Stated exercise: Wherever a line below holds the word "regular", copy that line.

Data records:
───
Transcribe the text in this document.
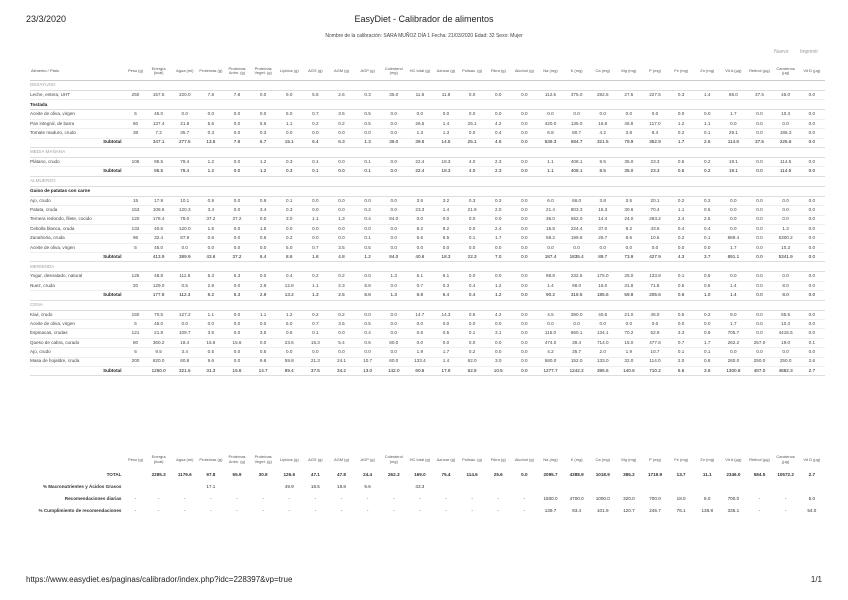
23/3/2020	EasyDiet - Calibrador de alimentos
Nombre de la calibración: SARA MUÑOZ DÍA 1 Fecha: 21/03/2020 Edad: 32 Sexo: Mujer
Nuevo Imprimir
Alimento / Plato	Peso (g)	Energía (kcal)	Agua (ml)	Proteínas (g)	Proteínas Anim. (g)	Proteínas Veget. (g)	Lípidos (g)	AGS (g)	AGM (g)	AGP (g)	Colesterol (mg)	HC total (g)	Azúcar (g)	Polisac. (g)	Fibra (g)	Alcohol (g)	Na (mg)	K (mg)	Ca (mg)	Mg (mg)	P (mg)	Fe (mg)	Zn (mg)	Vit A (µg)	Retinol (µg)	Carotenos (µg)	Vit D (µg)
DESAYUNO																											
Leche, entera, UHT	250	157.5	220.0	7.8	7.8	0.0	9.0	5.5	2.6	0.3	35.0	11.8	11.8	0.0	0.0	0.0	112.5	375.0	282.5	27.5	227.5	0.3	1.4	65.0	37.5	45.0	0.0
Tostada																											
Aceite de oliva, virgen	5	45.0	0.0	0.0	0.0	0.0	5.0	0.7	3.5	0.5	0.0	0.0	0.0	0.0	0.0	0.0	0.0	0.0	0.0	0.0	0.0	0.0	0.0	1.7	0.0	10.3	0.0
Pan integral, de barra	60	137.4	21.8	5.6	0.0	5.6	1.1	0.2	0.2	0.5	0.0	26.5	1.4	25.1	4.2	0.0	420.0	135.0	16.8	46.8	117.0	1.2	1.1	0.0	0.0	0.0	0.0
Tomate maduro, crudo	38	7.2	35.7	0.3	0.0	0.3	0.0	0.0	0.0	0.0	0.0	1.3	1.3	0.0	0.4	0.0	6.8	80.7	4.2	3.8	8.4	0.2	0.1	29.1	0.0	186.3	0.0
Subtotal		347.1	277.5	13.6	7.8	5.7	15.1	6.4	6.3	1.3	35.0	39.6	14.5	25.1	4.6	0.0	539.3	584.7	321.5	79.9	352.9	1.7	2.6	114.8	37.5	225.6	0.0
MEDIA MAÑANA																											
Plátano, crudo	106	95.5	78.4	1.2	0.0	1.2	0.3	0.1	0.0	0.1	0.0	22.4	18.3	4.0	2.3	0.0	1.1	408.1	8.5	35.0	23.3	0.5	0.2	19.1	0.0	114.5	0.0
Subtotal		95.5	78.4	1.2	0.0	1.2	0.3	0.1	0.0	0.1	0.0	22.4	18.3	4.0	2.3	0.0	1.1	408.1	8.5	35.0	23.3	0.5	0.2	19.1	0.0	114.5	0.0
ALMUERZO																											
Guiso de patatas con carne																											
Ajo, crudo	15	17.9	10.1	0.9	0.0	0.9	0.1	0.0	0.0	0.0	0.0	3.5	3.2	0.3	0.3	0.0	6.0	66.0	3.8	3.5	20.1	0.2	0.2	0.0	0.0	0.0	0.0
Patata, cruda	153	108.6	120.3	3.4	0.0	3.4	0.3	0.0	0.0	0.2	0.0	23.3	1.4	21.9	2.0	0.0	21.4	803.3	15.3	30.6	70.4	1.1	0.5	0.0	0.0	0.0	0.0
Ternera redondo, filete, cocido	120	178.4	78.0	37.2	37.2	0.0	3.0	1.1	1.3	0.4	84.0	0.0	0.0	0.0	0.0	0.0	36.0	552.0	14.4	24.0	283.2	2.4	2.5	0.0	0.0	0.0	0.0
Cebolla blanca, cruda	132	40.6	120.0	1.5	0.0	1.5	0.0	0.0	0.0	0.0	0.0	8.2	8.2	0.0	2.4	0.0	15.8	224.4	37.0	9.2	43.6	0.4	0.4	0.0	0.0	1.3	0.0
Zanahoria, cruda	96	32.4	87.9	0.6	0.0	0.6	0.2	0.0	0.0	0.1	0.0	6.6	6.5	0.1	1.7	0.0	58.2	199.8	26.7	8.6	10.6	0.2	0.1	889.4	0.0	5300.2	0.0
Aceite de oliva, virgen	5	45.0	0.0	0.0	0.0	0.0	5.0	0.7	3.5	0.5	0.0	0.0	0.0	0.0	0.0	0.0	0.0	0.0	0.0	0.0	0.0	0.0	0.0	1.7	0.0	10.3	0.0
Subtotal		413.9	389.9	43.6	37.2	6.4	8.6	1.8	4.8	1.2	84.0	40.6	18.3	22.3	7.0	0.0	187.4	1835.4	89.7	73.9	427.9	4.3	3.7	891.1	0.0	5341.9	0.0
MERIENDA																											
Yogur, desnatado, natural	125	48.8	111.8	5.3	5.3	0.0	0.4	0.2	0.2	0.0	1.3	6.1	6.1	0.0	0.0	0.0	88.8	232.5	175.0	25.0	133.8	0.1	0.5	0.0	0.0	0.0	0.0
Nuez, cruda	20	129.0	0.5	2.9	0.0	2.9	12.8	1.1	2.3	8.8	0.0	0.7	0.3	0.4	1.2	0.0	1.4	98.0	16.0	31.8	71.8	0.5	0.5	1.4	0.0	8.0	0.0
Subtotal		177.8	112.3	8.2	5.3	2.9	13.2	1.3	2.5	8.8	1.3	6.8	6.4	0.4	1.2	0.0	90.2	318.5	185.6	59.8	205.6	0.6	1.0	1.4	0.0	8.0	0.0
CENA																											
Kiwi, crudo	150	70.5	127.2	1.1	0.0	1.1	1.2	0.2	0.2	0.0	0.0	14.7	14.3	0.5	4.2	0.0	4.5	390.0	40.5	21.0	45.0	0.5	0.2	9.0	0.0	55.5	0.0
Aceite de oliva, virgen	5	45.0	0.0	0.0	0.0	0.0	5.0	0.7	3.5	0.5	0.0	0.0	0.0	0.0	0.0	0.0	0.0	0.0	0.0	0.0	0.0	0.0	0.0	1.7	0.0	10.3	0.0
Espinacas, crudas	121	21.8	109.7	3.5	0.0	3.5	0.6	0.1	0.0	0.4	0.0	0.6	0.5	0.1	3.1	0.0	115.0	860.1	134.1	70.2	52.9	3.3	0.8	705.7	0.0	4415.5	0.0
Queso de cabra, curado	80	360.2	18.4	15.6	15.6	0.0	23.6	15.3	5.4	0.6	80.0	0.0	0.0	0.0	0.0	0.0	474.0	38.4	714.0	15.0	477.6	0.7	1.7	262.2	257.0	19.0	0.1
Ajo, crudo	6	9.5	3.4	0.5	0.0	0.5	0.0	0.0	0.0	0.0	0.0	1.9	1.7	0.2	0.0	0.0	4.2	35.7	2.0	1.9	10.7	0.1	0.1	0.0	0.0	0.0	0.0
Masa de hojaldre, cruda	200	820.0	60.8	9.6	0.0	9.6	59.8	21.3	24.1	10.7	60.0	133.4	1.4	62.0	3.0	0.0	580.0	152.0	133.0	32.0	114.0	2.0	0.8	260.0	250.0	250.0	2.6
Subtotal		1250.0	321.5	31.3	15.6	14.7	89.4	37.5	34.2	13.0	142.0	60.6	17.9	62.8	10.5	0.0	1277.7	1242.2	395.6	140.6	710.2	6.6	3.6	1300.8	487.0	4882.3	2.7
	Peso (g)	Energía (kcal)	Agua (ml)	Proteínas (g)	Proteínas Anim. (g)	Proteínas Veget. (g)	Lípidos (g)	AGS (g)	AGM (g)	AGP (g)	Colesterol (mg)	HC total (g)	Azúcar (g)	Polisac. (g)	Fibra (g)	Alcohol (g)	Na (mg)	K (mg)	Ca (mg)	Mg (mg)	P (mg)	Fe (mg)	Zn (mg)	Vit A (µg)	Retinol (µg)	Carotenos (µg)	Vit D (µg)
TOTAL		2285.3	1179.6	97.8	65.9	30.9	126.6	47.1	47.8	24.4	262.3	169.0	75.4	114.6	25.6	0.0	2095.7	4388.9	1018.9	386.2	1719.9	13.7	11.1	2346.0	584.5	10572.2	2.7
% Macronutrientes y Ácidos Grasos				17.1			49.9	18.5	18.8	9.6		33.3															
Recomendaciones diarias	-	-	-	-	-	-	-	-	-	-	-	-	-	-	-	-	1500.0	4700.0	1000.0	320.0	700.0	18.0	8.0	700.0	-	-	5.0
% Cumplimiento de recomendaciones	-	-	-	-	-	-	-	-	-	-	-	-	-	-	-	-	139.7	93.4	101.9	120.7	245.7	76.1	138.8	335.1	-	-	54.0
https://www.easydiet.es/paginas/calibrador/index.php?idc=228397&vp=true	1/1
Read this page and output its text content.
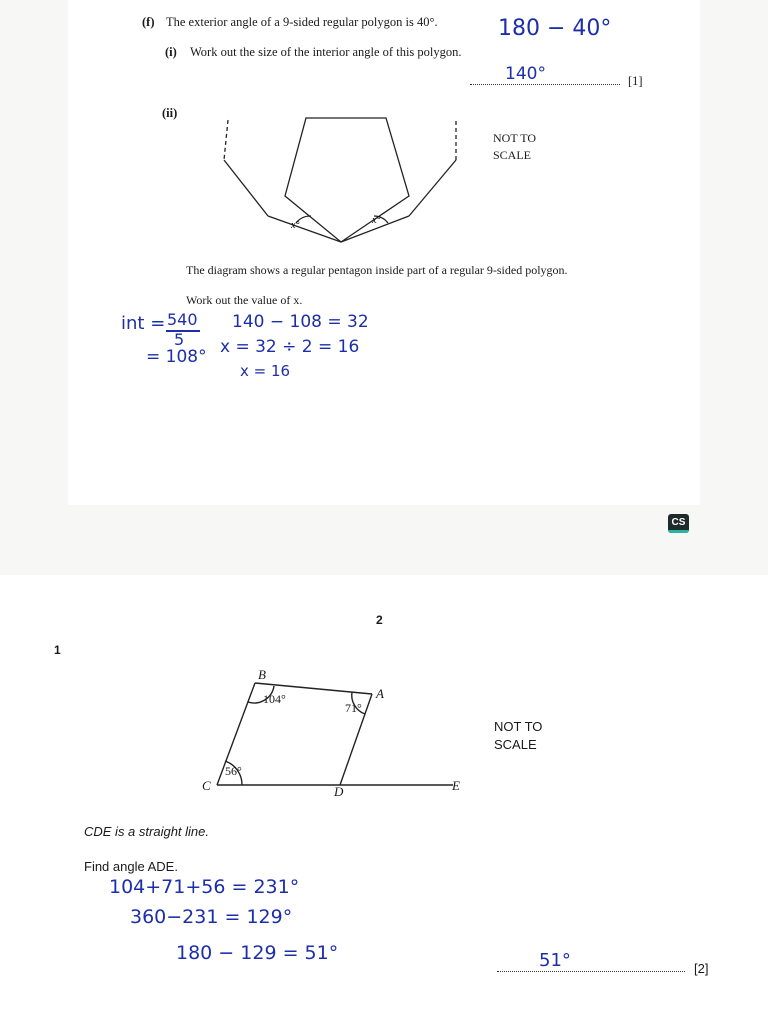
(f) The exterior angle of a 9-sided regular polygon is 40°.
(i) Work out the size of the interior angle of this polygon.
180 − 40°
140°	[1]
(ii)
x°	x°
NOT TO
SCALE
The diagram shows a regular pentagon inside part of a regular 9-sided polygon.
Work out the value of x.
int = 540
5
= 108°
140 − 108 = 32
x = 32 ÷ 2 = 16
x = 16
CS
2
1
B
A
C	D	E
104°
71°
56°
NOT TO
SCALE
CDE is a straight line.
Find angle ADE.
104+71+56 = 231°
360−231 = 129°
180 − 129 = 51°	51°	[2]
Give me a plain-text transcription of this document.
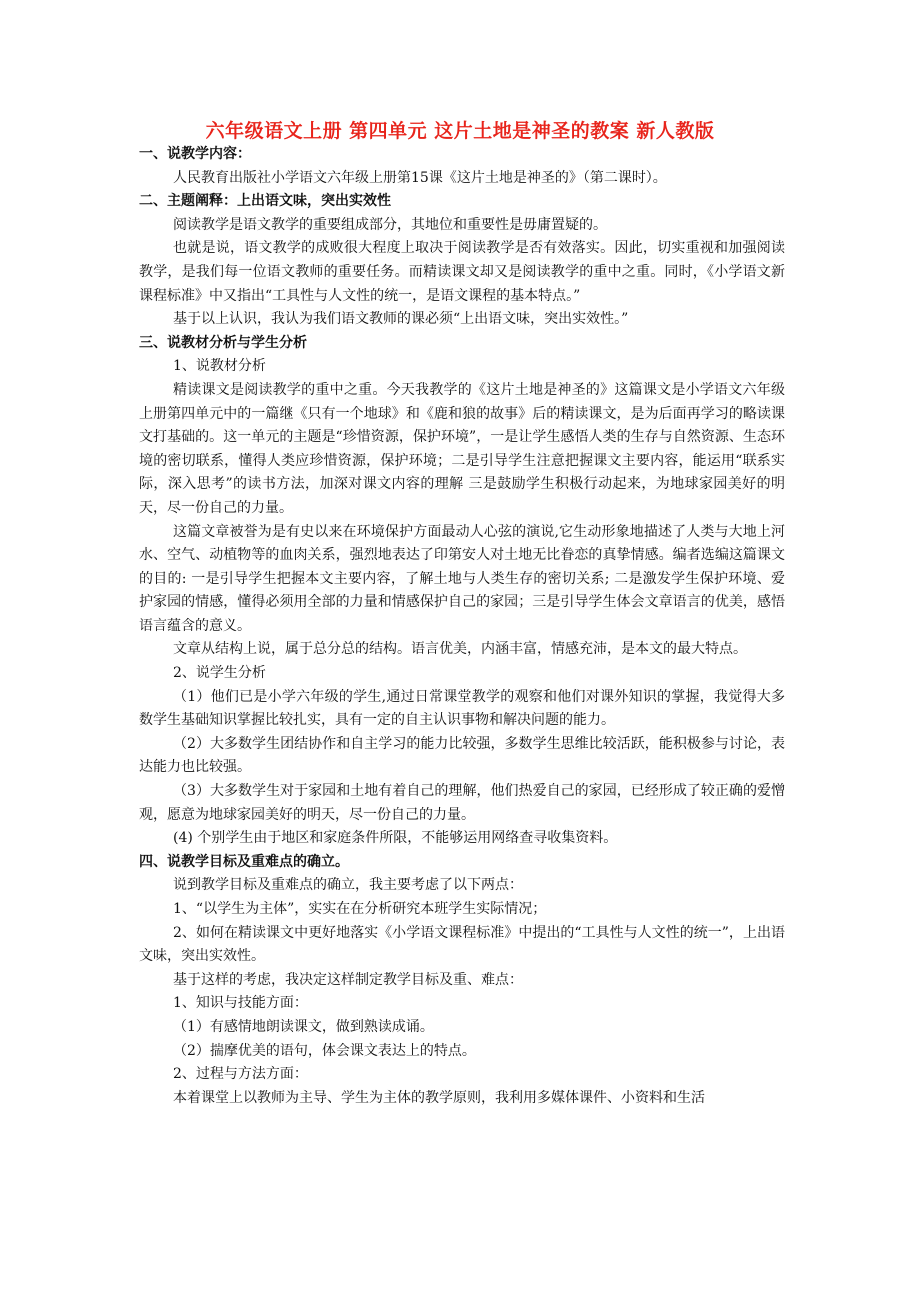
六年级语文上册 第四单元 这片土地是神圣的教案 新人教版

一、说教学内容：

人民教育出版社小学语文六年级上册第15课《这片土地是神圣的》（第二课时）。

二、主题阐释：上出语文味，突出实效性

阅读教学是语文教学的重要组成部分，其地位和重要性是毋庸置疑的。

也就是说，语文教学的成败很大程度上取决于阅读教学是否有效落实。因此，切实重视和加强阅读教学，是我们每一位语文教师的重要任务。而精读课文却又是阅读教学的重中之重。同时，《小学语文新课程标准》中又指出“工具性与人文性的统一，是语文课程的基本特点。”

基于以上认识，我认为我们语文教师的课必须“上出语文味，突出实效性。”

三、说教材分析与学生分析

1、说教材分析

精读课文是阅读教学的重中之重。今天我教学的《这片土地是神圣的》这篇课文是小学语文六年级上册第四单元中的一篇继《只有一个地球》和《鹿和狼的故事》后的精读课文，是为后面再学习的略读课文打基础的。这一单元的主题是“珍惜资源，保护环境”，一是让学生感悟人类的生存与自然资源、生态环境的密切联系，懂得人类应珍惜资源，保护环境；二是引导学生注意把握课文主要内容，能运用“联系实际，深入思考”的读书方法，加深对课文内容的理解 三是鼓励学生积极行动起来，为地球家园美好的明天，尽一份自己的力量。

这篇文章被誉为是有史以来在环境保护方面最动人心弦的演说,它生动形象地描述了人类与大地上河水、空气、动植物等的血肉关系，强烈地表达了印第安人对土地无比眷恋的真挚情感。编者选编这篇课文的目的: 一是引导学生把握本文主要内容，了解土地与人类生存的密切关系; 二是激发学生保护环境、爱护家园的情感，懂得必须用全部的力量和情感保护自己的家园；三是引导学生体会文章语言的优美，感悟语言蕴含的意义。

文章从结构上说，属于总分总的结构。语言优美，内涵丰富，情感充沛，是本文的最大特点。

2、说学生分析

（1）他们已是小学六年级的学生,通过日常课堂教学的观察和他们对课外知识的掌握，我觉得大多数学生基础知识掌握比较扎实，具有一定的自主认识事物和解决问题的能力。

（2）大多数学生团结协作和自主学习的能力比较强，多数学生思维比较活跃，能积极参与讨论，表达能力也比较强。

（3）大多数学生对于家园和土地有着自己的理解，他们热爱自己的家园，已经形成了较正确的爱憎观，愿意为地球家园美好的明天，尽一份自己的力量。

(4) 个别学生由于地区和家庭条件所限，不能够运用网络查寻收集资料。

四、说教学目标及重难点的确立。

说到教学目标及重难点的确立，我主要考虑了以下两点：

1、“以学生为主体”，实实在在分析研究本班学生实际情况；

2、如何在精读课文中更好地落实《小学语文课程标准》中提出的“工具性与人文性的统一”，上出语文味，突出实效性。

基于这样的考虑，我决定这样制定教学目标及重、难点：

1、知识与技能方面：

（1）有感情地朗读课文，做到熟读成诵。

（2）揣摩优美的语句，体会课文表达上的特点。

2、过程与方法方面：

本着课堂上以教师为主导、学生为主体的教学原则，我利用多媒体课件、小资料和生活
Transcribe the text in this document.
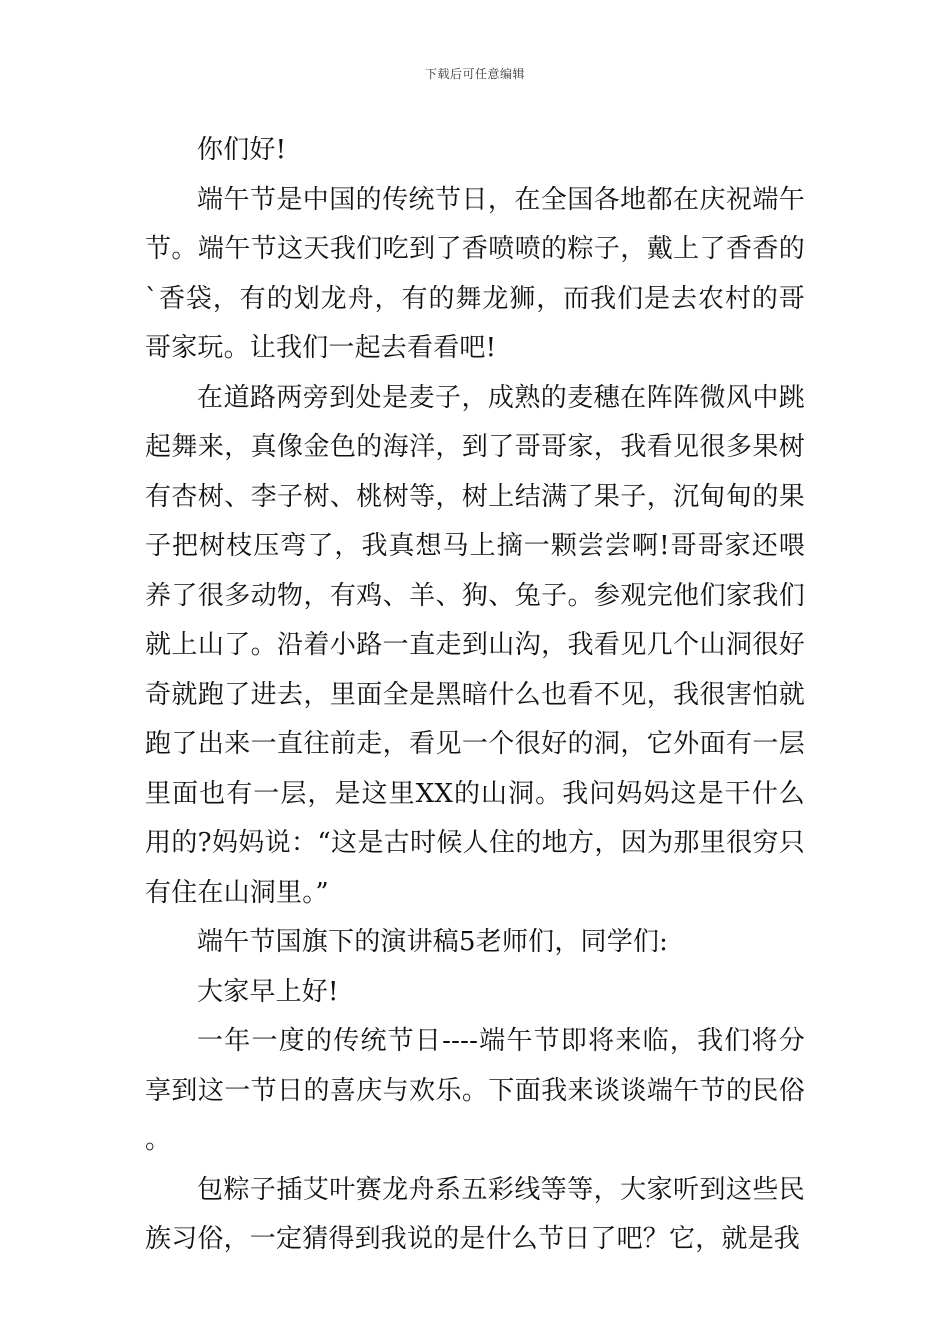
下载后可任意编辑

你们好!

端午节是中国的传统节日，在全国各地都在庆祝端午节。端午节这天我们吃到了香喷喷的粽子，戴上了香香的`香袋，有的划龙舟，有的舞龙狮，而我们是去农村的哥哥家玩。让我们一起去看看吧!

在道路两旁到处是麦子，成熟的麦穗在阵阵微风中跳起舞来，真像金色的海洋，到了哥哥家，我看见很多果树有杏树、李子树、桃树等，树上结满了果子，沉甸甸的果子把树枝压弯了，我真想马上摘一颗尝尝啊!哥哥家还喂养了很多动物，有鸡、羊、狗、兔子。参观完他们家我们就上山了。沿着小路一直走到山沟，我看见几个山洞很好奇就跑了进去，里面全是黑暗什么也看不见，我很害怕就跑了出来一直往前走，看见一个很好的洞，它外面有一层里面也有一层，是这里XX的山洞。我问妈妈这是干什么用的?妈妈说：“这是古时候人住的地方，因为那里很穷只有住在山洞里。”

端午节国旗下的演讲稿5老师们，同学们:

大家早上好!

一年一度的传统节日----端午节即将来临，我们将分享到这一节日的喜庆与欢乐。下面我来谈谈端午节的民俗。

包粽子插艾叶赛龙舟系五彩线等等，大家听到这些民族习俗，一定猜得到我说的是什么节日了吧？它，就是我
───
Written answer:
(f) The exterior angle of a 9-sided regular polygon is 40°.
The diagram shows a regular pentagon inside part of a regular 9-sided polygon.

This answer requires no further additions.